== Stated problem ==
Type the records out again in full, exactly.

━━━ Input material

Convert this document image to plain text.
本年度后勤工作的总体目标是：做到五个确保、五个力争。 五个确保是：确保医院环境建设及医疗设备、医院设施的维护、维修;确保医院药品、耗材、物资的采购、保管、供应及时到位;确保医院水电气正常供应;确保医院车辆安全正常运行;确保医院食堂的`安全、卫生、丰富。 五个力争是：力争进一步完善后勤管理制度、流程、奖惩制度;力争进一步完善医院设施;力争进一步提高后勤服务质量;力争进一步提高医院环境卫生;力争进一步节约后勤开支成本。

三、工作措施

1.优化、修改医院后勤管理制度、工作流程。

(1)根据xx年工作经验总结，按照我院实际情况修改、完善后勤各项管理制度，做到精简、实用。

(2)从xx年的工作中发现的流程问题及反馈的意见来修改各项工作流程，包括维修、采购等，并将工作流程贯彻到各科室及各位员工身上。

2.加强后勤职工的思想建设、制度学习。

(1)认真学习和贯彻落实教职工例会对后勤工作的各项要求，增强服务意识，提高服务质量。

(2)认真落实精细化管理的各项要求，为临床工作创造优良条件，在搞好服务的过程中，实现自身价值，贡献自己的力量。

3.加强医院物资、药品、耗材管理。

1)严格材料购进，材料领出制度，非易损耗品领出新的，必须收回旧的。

━━━━━━

== Task output ==
Convert this document image to plain text.
本年度后勤工作的总体目标是：做到五个确保、五个力争。 五个确保是：确保医院环境建设及医疗设备、医院设施的维护、维修;确保医院药品、耗材、物资的采购、保管、供应及时到位;确保医院水电气正常供应;确保医院车辆安全正常运行;确保医院食堂的`安全、卫生、丰富。 五个力争是：力争进一步完善后勤管理制度、流程、奖惩制度;力争进一步完善医院设施;力争进一步提高后勤服务质量;力争进一步提高医院环境卫生;力争进一步节约后勤开支成本。

三、工作措施

1.优化、修改医院后勤管理制度、工作流程。

(1)根据xx年工作经验总结，按照我院实际情况修改、完善后勤各项管理制度，做到精简、实用。

(2)从xx年的工作中发现的流程问题及反馈的意见来修改各项工作流程，包括维修、采购等，并将工作流程贯彻到各科室及各位员工身上。

2.加强后勤职工的思想建设、制度学习。

(1)认真学习和贯彻落实教职工例会对后勤工作的各项要求，增强服务意识，提高服务质量。

(2)认真落实精细化管理的各项要求，为临床工作创造优良条件，在搞好服务的过程中，实现自身价值，贡献自己的力量。

3.加强医院物资、药品、耗材管理。

1)严格材料购进，材料领出制度，非易损耗品领出新的，必须收回旧的。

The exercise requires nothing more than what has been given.